**Source material**
%%

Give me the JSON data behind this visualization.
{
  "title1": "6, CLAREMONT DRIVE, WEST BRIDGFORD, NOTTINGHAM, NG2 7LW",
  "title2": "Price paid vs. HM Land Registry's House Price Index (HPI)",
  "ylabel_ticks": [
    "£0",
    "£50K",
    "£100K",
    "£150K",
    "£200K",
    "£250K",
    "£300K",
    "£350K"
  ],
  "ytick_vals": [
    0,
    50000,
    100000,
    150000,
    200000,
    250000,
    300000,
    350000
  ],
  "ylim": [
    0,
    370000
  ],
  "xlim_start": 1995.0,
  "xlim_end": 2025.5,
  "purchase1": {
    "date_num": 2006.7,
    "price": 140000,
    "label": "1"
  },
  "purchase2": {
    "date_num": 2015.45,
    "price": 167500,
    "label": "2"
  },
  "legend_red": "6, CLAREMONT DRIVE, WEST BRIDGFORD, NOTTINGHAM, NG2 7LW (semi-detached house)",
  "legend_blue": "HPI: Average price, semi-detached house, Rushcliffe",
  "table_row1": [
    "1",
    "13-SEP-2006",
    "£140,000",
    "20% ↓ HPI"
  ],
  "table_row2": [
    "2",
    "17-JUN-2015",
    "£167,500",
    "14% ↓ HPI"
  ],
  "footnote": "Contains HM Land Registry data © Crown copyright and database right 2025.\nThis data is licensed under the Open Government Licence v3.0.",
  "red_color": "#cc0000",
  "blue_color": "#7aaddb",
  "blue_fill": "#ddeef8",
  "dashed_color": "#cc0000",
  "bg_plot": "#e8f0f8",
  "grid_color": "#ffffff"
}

%%

**What the task asks**
Print the listing above in its entirety, with every line exact.

**Solution to the problem**
Give me the JSON data behind this visualization.
{
  "title1": "6, CLAREMONT DRIVE, WEST BRIDGFORD, NOTTINGHAM, NG2 7LW",
  "title2": "Price paid vs. HM Land Registry's House Price Index (HPI)",
  "ylabel_ticks": [
    "£0",
    "£50K",
    "£100K",
    "£150K",
    "£200K",
    "£250K",
    "£300K",
    "£350K"
  ],
  "ytick_vals": [
    0,
    50000,
    100000,
    150000,
    200000,
    250000,
    300000,
    350000
  ],
  "ylim": [
    0,
    370000
  ],
  "xlim_start": 1995.0,
  "xlim_end": 2025.5,
  "purchase1": {
    "date_num": 2006.7,
    "price": 140000,
    "label": "1"
  },
  "purchase2": {
    "date_num": 2015.45,
    "price": 167500,
    "label": "2"
  },
  "legend_red": "6, CLAREMONT DRIVE, WEST BRIDGFORD, NOTTINGHAM, NG2 7LW (semi-detached house)",
  "legend_blue": "HPI: Average price, semi-detached house, Rushcliffe",
  "table_row1": [
    "1",
    "13-SEP-2006",
    "£140,000",
    "20% ↓ HPI"
  ],
  "table_row2": [
    "2",
    "17-JUN-2015",
    "£167,500",
    "14% ↓ HPI"
  ],
  "footnote": "Contains HM Land Registry data © Crown copyright and database right 2025.\nThis data is licensed under the Open Government Licence v3.0.",
  "red_color": "#cc0000",
  "blue_color": "#7aaddb",
  "blue_fill": "#ddeef8",
  "dashed_color": "#cc0000",
  "bg_plot": "#e8f0f8",
  "grid_color": "#ffffff"
}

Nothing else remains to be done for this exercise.